===== Supplied material

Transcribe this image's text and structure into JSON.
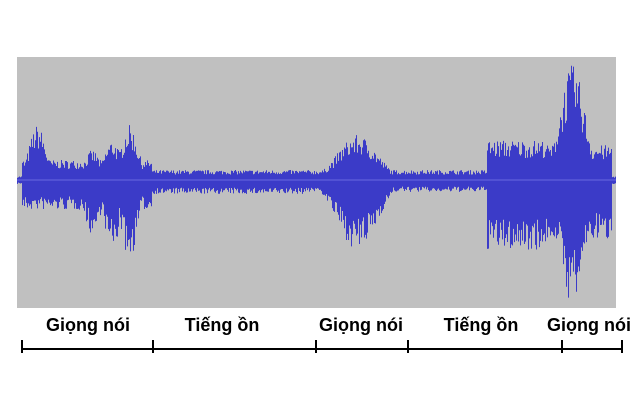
{
  "segments": [
    {
      "label": "Giọng nói",
      "kind": "speech"
    },
    {
      "label": "Tiếng ồn",
      "kind": "noise"
    },
    {
      "label": "Giọng nói",
      "kind": "speech"
    },
    {
      "label": "Tiếng ồn",
      "kind": "noise"
    },
    {
      "label": "Giọng nói",
      "kind": "speech"
    }
  ],
  "colors": {
    "waveform": "#3b3bc8",
    "panel_background": "#c0c0c0",
    "timeline": "#000000"
  }
}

==========

(Do this):
Above are records to transcribe exactly; leave their pictures out.

(Problem solution):
Transcribe this image's text and structure into JSON.
{
  "segments": [
    {
      "label": "Giọng nói",
      "kind": "speech"
    },
    {
      "label": "Tiếng ồn",
      "kind": "noise"
    },
    {
      "label": "Giọng nói",
      "kind": "speech"
    },
    {
      "label": "Tiếng ồn",
      "kind": "noise"
    },
    {
      "label": "Giọng nói",
      "kind": "speech"
    }
  ],
  "colors": {
    "waveform": "#3b3bc8",
    "panel_background": "#c0c0c0",
    "timeline": "#000000"
  }
}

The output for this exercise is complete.